▸ **The request**: Identify all lines below that hold "Inventory" and collect them.

[Dataset records]

..........

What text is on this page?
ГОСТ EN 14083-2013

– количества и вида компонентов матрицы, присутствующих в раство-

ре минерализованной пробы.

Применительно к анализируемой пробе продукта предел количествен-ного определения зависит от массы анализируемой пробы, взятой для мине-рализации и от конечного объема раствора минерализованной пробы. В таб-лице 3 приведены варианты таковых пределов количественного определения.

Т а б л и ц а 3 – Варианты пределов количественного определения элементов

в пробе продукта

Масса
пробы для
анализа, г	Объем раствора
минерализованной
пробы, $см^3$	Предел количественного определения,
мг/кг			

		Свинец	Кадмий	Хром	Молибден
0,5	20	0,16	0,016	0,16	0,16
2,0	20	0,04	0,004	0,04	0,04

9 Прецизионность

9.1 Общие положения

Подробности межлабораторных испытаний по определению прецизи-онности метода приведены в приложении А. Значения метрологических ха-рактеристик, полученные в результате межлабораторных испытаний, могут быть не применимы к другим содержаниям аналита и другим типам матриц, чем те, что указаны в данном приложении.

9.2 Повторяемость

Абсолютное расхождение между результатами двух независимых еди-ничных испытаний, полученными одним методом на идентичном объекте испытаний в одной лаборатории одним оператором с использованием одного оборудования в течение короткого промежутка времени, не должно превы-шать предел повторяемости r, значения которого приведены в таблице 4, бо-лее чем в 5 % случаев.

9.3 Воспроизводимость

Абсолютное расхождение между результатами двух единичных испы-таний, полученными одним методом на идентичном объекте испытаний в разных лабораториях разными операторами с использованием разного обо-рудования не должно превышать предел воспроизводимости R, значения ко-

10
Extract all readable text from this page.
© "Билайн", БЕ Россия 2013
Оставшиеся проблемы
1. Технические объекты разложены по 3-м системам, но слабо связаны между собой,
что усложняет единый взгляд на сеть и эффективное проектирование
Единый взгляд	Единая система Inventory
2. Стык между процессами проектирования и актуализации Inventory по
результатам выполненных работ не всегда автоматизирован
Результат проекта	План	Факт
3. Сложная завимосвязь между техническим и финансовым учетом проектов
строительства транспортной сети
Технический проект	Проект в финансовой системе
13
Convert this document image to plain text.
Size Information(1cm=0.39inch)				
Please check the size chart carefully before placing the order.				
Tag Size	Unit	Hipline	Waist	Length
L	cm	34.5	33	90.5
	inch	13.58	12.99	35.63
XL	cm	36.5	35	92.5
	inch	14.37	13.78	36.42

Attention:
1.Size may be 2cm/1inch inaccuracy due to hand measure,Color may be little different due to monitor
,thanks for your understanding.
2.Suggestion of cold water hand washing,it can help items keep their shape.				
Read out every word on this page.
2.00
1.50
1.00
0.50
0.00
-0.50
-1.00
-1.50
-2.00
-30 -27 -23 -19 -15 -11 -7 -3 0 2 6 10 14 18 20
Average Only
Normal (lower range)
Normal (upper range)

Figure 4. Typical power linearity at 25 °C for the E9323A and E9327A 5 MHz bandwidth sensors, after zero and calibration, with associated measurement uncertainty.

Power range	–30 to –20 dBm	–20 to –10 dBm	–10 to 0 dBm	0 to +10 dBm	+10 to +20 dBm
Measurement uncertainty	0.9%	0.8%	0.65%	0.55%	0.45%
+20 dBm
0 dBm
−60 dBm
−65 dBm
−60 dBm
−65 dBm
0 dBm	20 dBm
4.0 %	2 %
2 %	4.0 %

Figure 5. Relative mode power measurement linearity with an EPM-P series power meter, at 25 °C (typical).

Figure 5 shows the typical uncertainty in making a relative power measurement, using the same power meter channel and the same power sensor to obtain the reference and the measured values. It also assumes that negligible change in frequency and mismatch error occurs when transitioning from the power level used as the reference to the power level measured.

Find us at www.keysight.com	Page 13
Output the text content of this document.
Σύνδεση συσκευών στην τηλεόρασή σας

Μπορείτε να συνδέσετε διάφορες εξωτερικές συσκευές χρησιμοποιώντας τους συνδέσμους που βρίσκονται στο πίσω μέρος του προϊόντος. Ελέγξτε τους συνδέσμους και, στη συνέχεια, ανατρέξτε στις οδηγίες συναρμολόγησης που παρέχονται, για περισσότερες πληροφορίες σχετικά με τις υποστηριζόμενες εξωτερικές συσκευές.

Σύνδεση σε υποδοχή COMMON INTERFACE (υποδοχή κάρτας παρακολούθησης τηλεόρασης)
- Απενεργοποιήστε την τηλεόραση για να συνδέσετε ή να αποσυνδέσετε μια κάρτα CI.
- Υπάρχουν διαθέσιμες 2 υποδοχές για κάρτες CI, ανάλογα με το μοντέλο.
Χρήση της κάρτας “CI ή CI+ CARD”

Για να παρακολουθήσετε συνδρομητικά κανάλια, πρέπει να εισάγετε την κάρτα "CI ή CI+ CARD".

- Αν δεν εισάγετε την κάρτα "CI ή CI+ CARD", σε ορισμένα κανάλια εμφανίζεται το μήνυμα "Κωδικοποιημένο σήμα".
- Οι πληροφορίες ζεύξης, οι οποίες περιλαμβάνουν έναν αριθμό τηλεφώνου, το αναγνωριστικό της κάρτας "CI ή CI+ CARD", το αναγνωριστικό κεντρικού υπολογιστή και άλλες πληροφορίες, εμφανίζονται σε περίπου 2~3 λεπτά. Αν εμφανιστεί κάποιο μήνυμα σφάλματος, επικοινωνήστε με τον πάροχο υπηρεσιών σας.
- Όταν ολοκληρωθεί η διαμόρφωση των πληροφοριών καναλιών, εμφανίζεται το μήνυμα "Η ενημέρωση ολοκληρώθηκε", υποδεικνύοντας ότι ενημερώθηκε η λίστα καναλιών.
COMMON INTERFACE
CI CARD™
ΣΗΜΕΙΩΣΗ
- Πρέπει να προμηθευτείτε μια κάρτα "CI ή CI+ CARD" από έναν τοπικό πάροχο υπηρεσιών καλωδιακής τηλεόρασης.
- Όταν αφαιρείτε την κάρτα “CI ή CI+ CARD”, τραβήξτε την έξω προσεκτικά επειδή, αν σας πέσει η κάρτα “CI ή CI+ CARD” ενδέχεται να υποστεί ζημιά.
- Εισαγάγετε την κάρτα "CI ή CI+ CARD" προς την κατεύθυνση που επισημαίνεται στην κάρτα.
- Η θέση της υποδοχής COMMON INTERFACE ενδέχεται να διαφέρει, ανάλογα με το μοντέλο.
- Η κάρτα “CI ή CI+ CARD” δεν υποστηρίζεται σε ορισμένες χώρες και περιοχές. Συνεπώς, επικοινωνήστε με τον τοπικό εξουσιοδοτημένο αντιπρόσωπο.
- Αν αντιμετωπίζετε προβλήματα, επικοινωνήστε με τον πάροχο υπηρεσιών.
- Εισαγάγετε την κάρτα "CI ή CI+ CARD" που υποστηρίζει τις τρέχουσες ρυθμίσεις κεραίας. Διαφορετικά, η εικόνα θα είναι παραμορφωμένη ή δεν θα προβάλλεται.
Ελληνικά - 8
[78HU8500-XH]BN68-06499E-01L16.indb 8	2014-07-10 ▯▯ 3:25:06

..........

▸ **Final answer**:
Единый взгляд	Единая система Inventory
2. Стык между процессами проектирования и актуализации Inventory по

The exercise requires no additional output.